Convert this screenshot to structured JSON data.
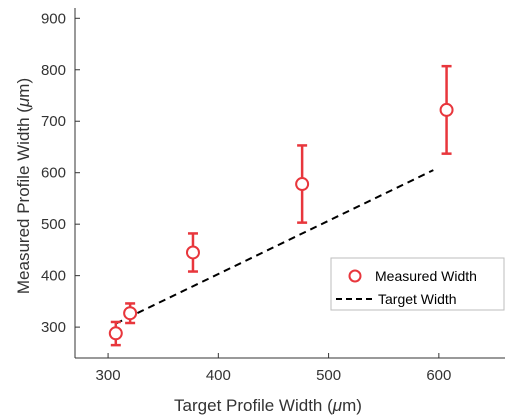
{
  "chart_data": {
    "type": "scatter",
    "xlabel": "Target Profile Width (μm)",
    "ylabel": "Measured Profile Width (μm)",
    "xlim": [
      270,
      660
    ],
    "ylim": [
      240,
      920
    ],
    "x_ticks": [
      300,
      400,
      500,
      600
    ],
    "y_ticks": [
      300,
      400,
      500,
      600,
      700,
      800,
      900
    ],
    "grid": false,
    "legend_position": "lower-right",
    "series": [
      {
        "name": "Measured Width",
        "kind": "scatter-errorbar",
        "marker": "open-circle",
        "color": "#e8363c",
        "points": [
          {
            "x": 307,
            "y": 288,
            "err_low": 265,
            "err_high": 310
          },
          {
            "x": 320,
            "y": 327,
            "err_low": 308,
            "err_high": 346
          },
          {
            "x": 377,
            "y": 445,
            "err_low": 408,
            "err_high": 482
          },
          {
            "x": 476,
            "y": 578,
            "err_low": 503,
            "err_high": 653
          },
          {
            "x": 607,
            "y": 722,
            "err_low": 637,
            "err_high": 807
          }
        ]
      },
      {
        "name": "Target Width",
        "kind": "line",
        "style": "dashed",
        "color": "#000000",
        "points": [
          {
            "x": 307,
            "y": 307
          },
          {
            "x": 595,
            "y": 605
          }
        ]
      }
    ]
  }
}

•••••

**Given request:** Send back the data above word for word, with the pictures left out.

**Reply:**
Convert this screenshot to structured JSON data.
{
  "chart_data": {
    "type": "scatter",
    "xlabel": "Target Profile Width (μm)",
    "ylabel": "Measured Profile Width (μm)",
    "xlim": [
      270,
      660
    ],
    "ylim": [
      240,
      920
    ],
    "x_ticks": [
      300,
      400,
      500,
      600
    ],
    "y_ticks": [
      300,
      400,
      500,
      600,
      700,
      800,
      900
    ],
    "grid": false,
    "legend_position": "lower-right",
    "series": [
      {
        "name": "Measured Width",
        "kind": "scatter-errorbar",
        "marker": "open-circle",
        "color": "#e8363c",
        "points": [
          {
            "x": 307,
            "y": 288,
            "err_low": 265,
            "err_high": 310
          },
          {
            "x": 320,
            "y": 327,
            "err_low": 308,
            "err_high": 346
          },
          {
            "x": 377,
            "y": 445,
            "err_low": 408,
            "err_high": 482
          },
          {
            "x": 476,
            "y": 578,
            "err_low": 503,
            "err_high": 653
          },
          {
            "x": 607,
            "y": 722,
            "err_low": 637,
            "err_high": 807
          }
        ]
      },
      {
        "name": "Target Width",
        "kind": "line",
        "style": "dashed",
        "color": "#000000",
        "points": [
          {
            "x": 307,
            "y": 307
          },
          {
            "x": 595,
            "y": 605
          }
        ]
      }
    ]
  }
}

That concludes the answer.